* _Instructions to follow_
Tell how many lines in the data below include the word "vous". The answer is the number only.

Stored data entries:
______________________________
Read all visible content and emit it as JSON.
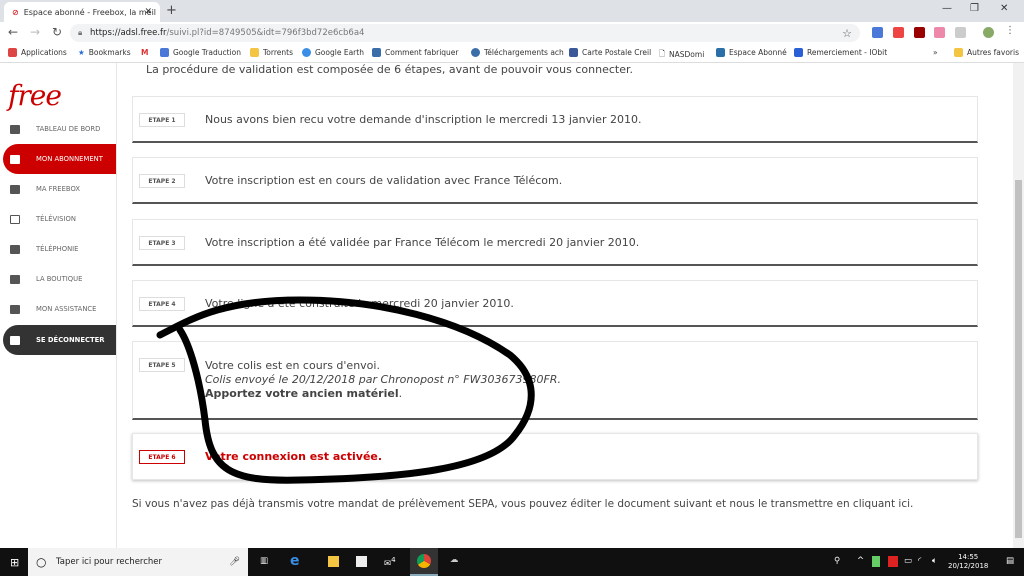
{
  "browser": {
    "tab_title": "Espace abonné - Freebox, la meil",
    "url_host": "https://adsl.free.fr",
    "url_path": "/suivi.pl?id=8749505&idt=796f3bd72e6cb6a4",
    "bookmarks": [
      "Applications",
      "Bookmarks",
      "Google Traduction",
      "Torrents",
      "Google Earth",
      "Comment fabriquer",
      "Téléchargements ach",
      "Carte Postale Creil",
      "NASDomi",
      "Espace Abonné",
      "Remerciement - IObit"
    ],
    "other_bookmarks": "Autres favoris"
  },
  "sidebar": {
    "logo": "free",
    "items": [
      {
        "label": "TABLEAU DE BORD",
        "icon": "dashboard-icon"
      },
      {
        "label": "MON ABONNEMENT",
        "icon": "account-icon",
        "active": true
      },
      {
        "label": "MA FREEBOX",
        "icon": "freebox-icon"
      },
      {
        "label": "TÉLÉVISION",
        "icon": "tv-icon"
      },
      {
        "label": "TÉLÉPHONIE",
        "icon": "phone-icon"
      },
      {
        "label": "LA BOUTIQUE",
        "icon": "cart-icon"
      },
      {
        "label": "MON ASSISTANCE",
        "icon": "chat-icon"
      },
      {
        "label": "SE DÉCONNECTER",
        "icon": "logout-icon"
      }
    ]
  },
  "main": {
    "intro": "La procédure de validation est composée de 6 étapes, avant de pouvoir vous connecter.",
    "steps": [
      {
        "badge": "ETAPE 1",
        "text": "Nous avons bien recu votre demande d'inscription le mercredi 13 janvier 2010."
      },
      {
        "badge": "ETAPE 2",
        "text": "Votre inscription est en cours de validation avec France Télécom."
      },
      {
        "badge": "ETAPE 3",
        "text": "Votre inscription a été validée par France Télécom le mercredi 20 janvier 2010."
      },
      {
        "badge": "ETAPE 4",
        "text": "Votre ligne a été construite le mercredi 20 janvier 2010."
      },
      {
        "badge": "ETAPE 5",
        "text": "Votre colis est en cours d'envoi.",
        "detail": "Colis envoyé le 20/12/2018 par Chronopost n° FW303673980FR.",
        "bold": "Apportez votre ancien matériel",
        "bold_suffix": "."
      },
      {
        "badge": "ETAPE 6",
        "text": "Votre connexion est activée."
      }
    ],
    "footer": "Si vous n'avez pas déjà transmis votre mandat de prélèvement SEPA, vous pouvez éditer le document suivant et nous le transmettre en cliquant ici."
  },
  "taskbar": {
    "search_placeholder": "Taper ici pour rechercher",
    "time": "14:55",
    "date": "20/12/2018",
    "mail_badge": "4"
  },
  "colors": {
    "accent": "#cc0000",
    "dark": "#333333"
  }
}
______________________________
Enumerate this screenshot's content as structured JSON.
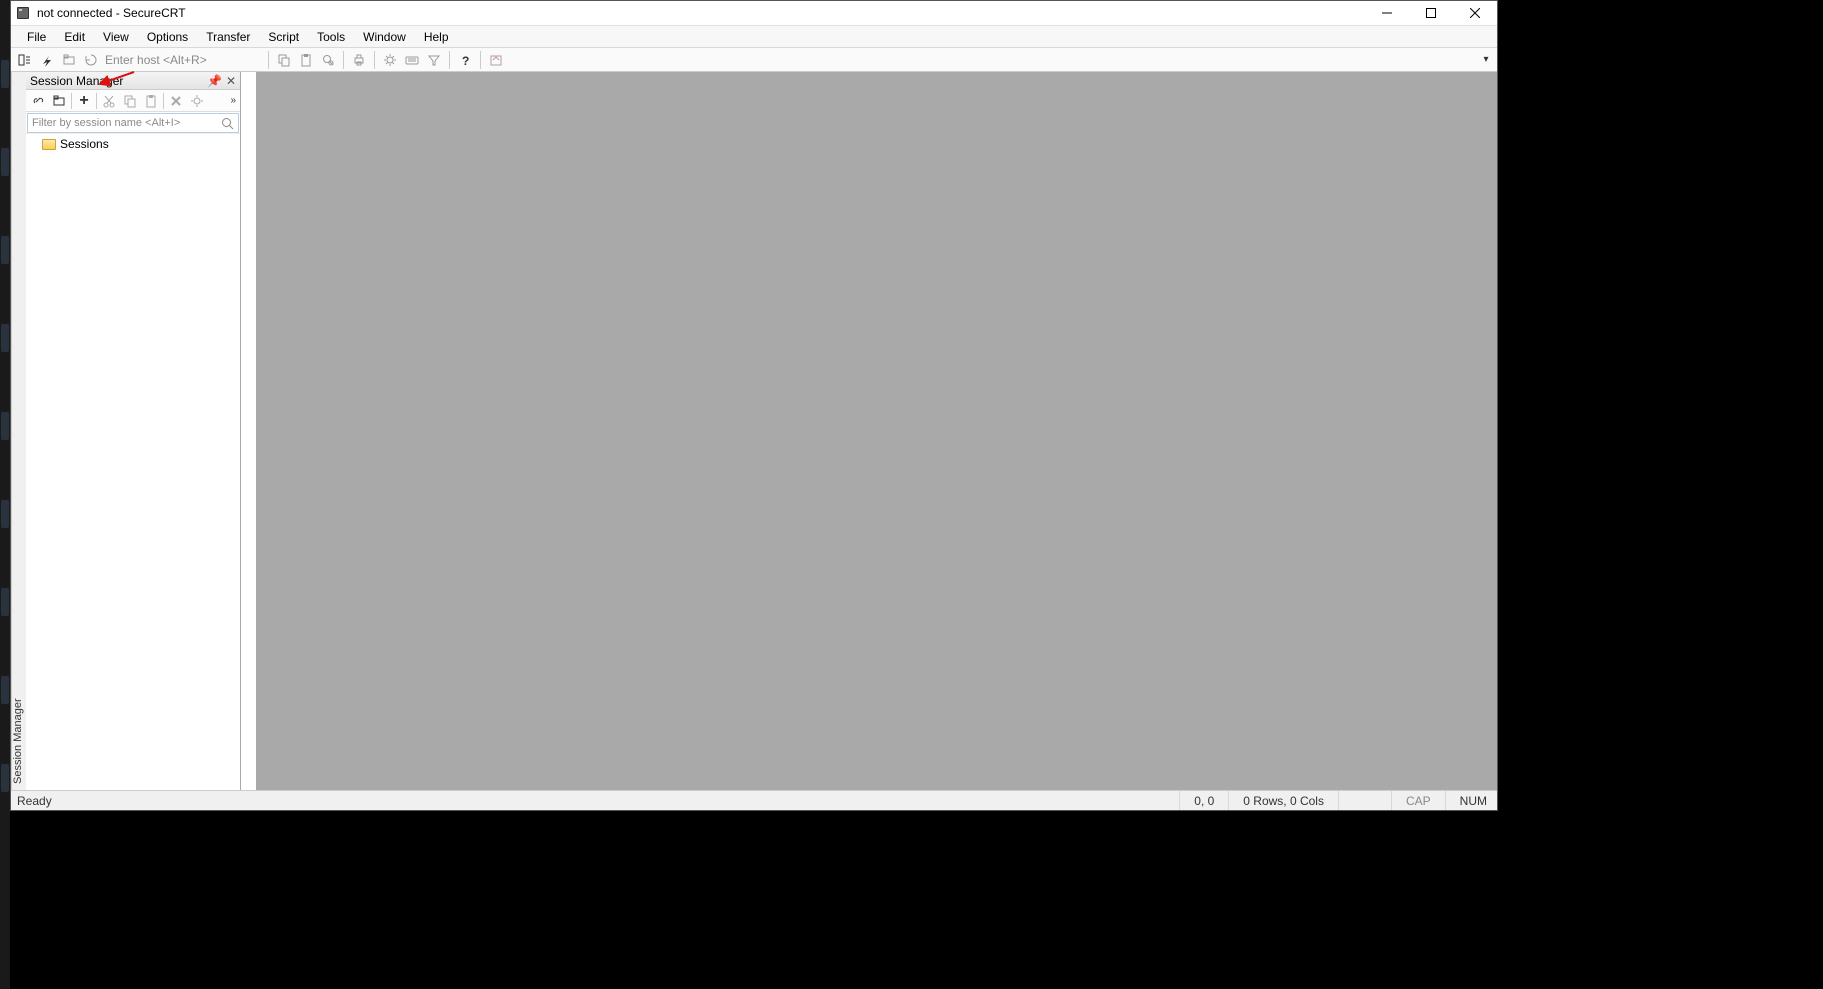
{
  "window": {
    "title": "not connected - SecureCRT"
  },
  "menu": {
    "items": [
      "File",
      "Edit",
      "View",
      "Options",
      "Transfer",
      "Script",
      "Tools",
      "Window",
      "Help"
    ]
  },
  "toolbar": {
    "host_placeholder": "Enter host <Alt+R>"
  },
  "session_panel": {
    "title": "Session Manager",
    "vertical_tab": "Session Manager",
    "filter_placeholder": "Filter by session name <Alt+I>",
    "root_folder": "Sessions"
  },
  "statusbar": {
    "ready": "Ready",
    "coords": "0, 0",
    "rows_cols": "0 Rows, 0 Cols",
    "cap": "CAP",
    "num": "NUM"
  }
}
______________________________
* _Result_
2